--- START OF Data for processing ---
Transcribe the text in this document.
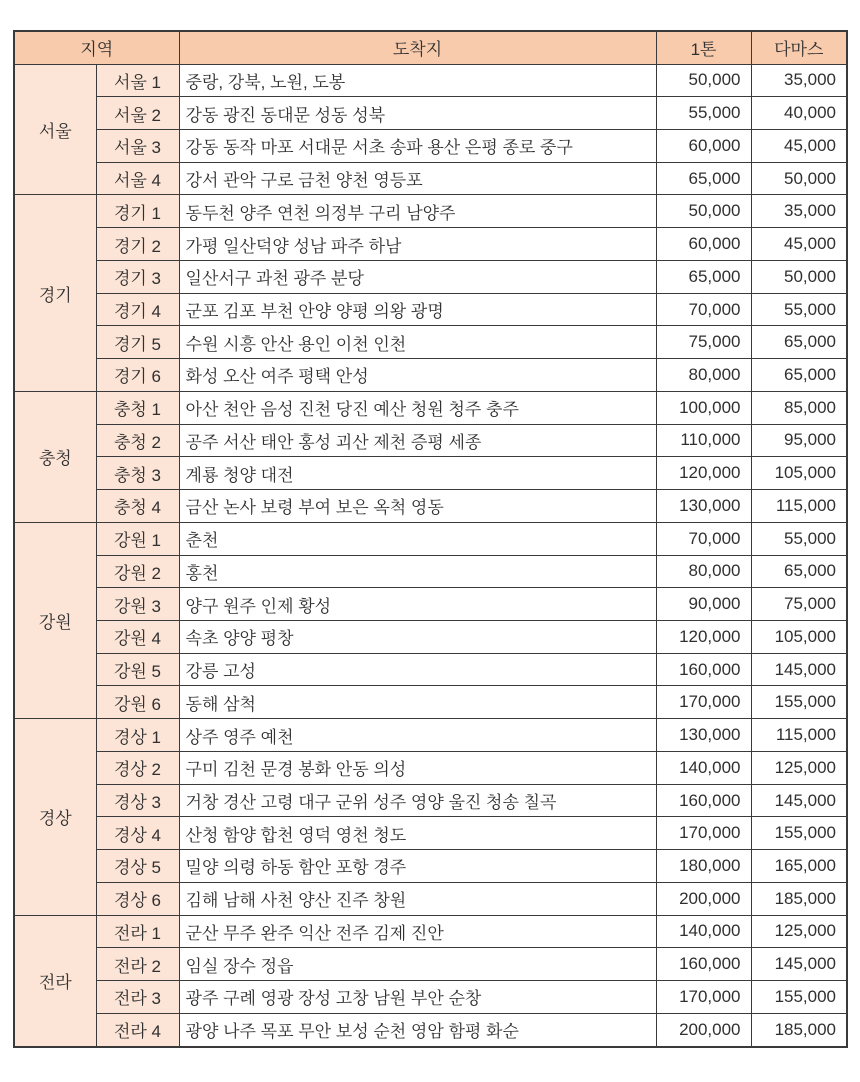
지역		도착지	1톤	다마스
서울	서울 1	중랑, 강북, 노원, 도봉	50,000	35,000
	서울 2	강동 광진 동대문 성동 성북	55,000	40,000
	서울 3	강동 동작 마포 서대문 서초 송파 용산 은평 종로 중구	60,000	45,000
	서울 4	강서 관악 구로 금천 양천 영등포	65,000	50,000
경기	경기 1	동두천 양주 연천 의정부 구리 남양주	50,000	35,000
	경기 2	가평 일산덕양 성남 파주 하남	60,000	45,000
	경기 3	일산서구 과천 광주 분당	65,000	50,000
	경기 4	군포 김포 부천 안양 양평 의왕 광명	70,000	55,000
	경기 5	수원 시흥 안산 용인 이천 인천	75,000	65,000
	경기 6	화성 오산 여주 평택 안성	80,000	65,000
충청	충청 1	아산 천안 음성 진천 당진 예산 청원 청주 충주	100,000	85,000
	충청 2	공주 서산 태안 홍성 괴산 제천 증평 세종	110,000	95,000
	충청 3	계룡 청양 대전	120,000	105,000
	충청 4	금산 논사 보령 부여 보은 옥척 영동	130,000	115,000
강원	강원 1	춘천	70,000	55,000
	강원 2	홍천	80,000	65,000
	강원 3	양구 원주 인제 황성	90,000	75,000
	강원 4	속초 양양 평창	120,000	105,000
	강원 5	강릉 고성	160,000	145,000
	강원 6	동해 삼척	170,000	155,000
경상	경상 1	상주 영주 예천	130,000	115,000
	경상 2	구미 김천 문경 봉화 안동 의성	140,000	125,000
	경상 3	거창 경산 고령 대구 군위 성주 영양 울진 청송 칠곡	160,000	145,000
	경상 4	산청 함양 합천 영덕 영천 청도	170,000	155,000
	경상 5	밀양 의령 하동 함안 포항 경주	180,000	165,000
	경상 6	김해 남해 사천 양산 진주 창원	200,000	185,000
전라	전라 1	군산 무주 완주 익산 전주 김제 진안	140,000	125,000
	전라 2	임실 장수 정읍	160,000	145,000
	전라 3	광주 구례 영광 장성 고창 남원 부안 순창	170,000	155,000
	전라 4	광양 나주 목포 무안 보성 순천 영암 함평 화순	200,000	185,000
--- END OF Data for processing ---
Exercise requirements: Without including the pictures, return each record above exactly as it stands.

Answer below:
Transcribe the text in this document.
지역		도착지	1톤	다마스
서울	서울 1	중랑, 강북, 노원, 도봉	50,000	35,000
	서울 2	강동 광진 동대문 성동 성북	55,000	40,000
	서울 3	강동 동작 마포 서대문 서초 송파 용산 은평 종로 중구	60,000	45,000
	서울 4	강서 관악 구로 금천 양천 영등포	65,000	50,000
경기	경기 1	동두천 양주 연천 의정부 구리 남양주	50,000	35,000
	경기 2	가평 일산덕양 성남 파주 하남	60,000	45,000
	경기 3	일산서구 과천 광주 분당	65,000	50,000
	경기 4	군포 김포 부천 안양 양평 의왕 광명	70,000	55,000
	경기 5	수원 시흥 안산 용인 이천 인천	75,000	65,000
	경기 6	화성 오산 여주 평택 안성	80,000	65,000
충청	충청 1	아산 천안 음성 진천 당진 예산 청원 청주 충주	100,000	85,000
	충청 2	공주 서산 태안 홍성 괴산 제천 증평 세종	110,000	95,000
	충청 3	계룡 청양 대전	120,000	105,000
	충청 4	금산 논사 보령 부여 보은 옥척 영동	130,000	115,000
강원	강원 1	춘천	70,000	55,000
	강원 2	홍천	80,000	65,000
	강원 3	양구 원주 인제 황성	90,000	75,000
	강원 4	속초 양양 평창	120,000	105,000
	강원 5	강릉 고성	160,000	145,000
	강원 6	동해 삼척	170,000	155,000
경상	경상 1	상주 영주 예천	130,000	115,000
	경상 2	구미 김천 문경 봉화 안동 의성	140,000	125,000
	경상 3	거창 경산 고령 대구 군위 성주 영양 울진 청송 칠곡	160,000	145,000
	경상 4	산청 함양 합천 영덕 영천 청도	170,000	155,000
	경상 5	밀양 의령 하동 함안 포항 경주	180,000	165,000
	경상 6	김해 남해 사천 양산 진주 창원	200,000	185,000
전라	전라 1	군산 무주 완주 익산 전주 김제 진안	140,000	125,000
	전라 2	임실 장수 정읍	160,000	145,000
	전라 3	광주 구례 영광 장성 고창 남원 부안 순창	170,000	155,000
	전라 4	광양 나주 목포 무안 보성 순천 영암 함평 화순	200,000	185,000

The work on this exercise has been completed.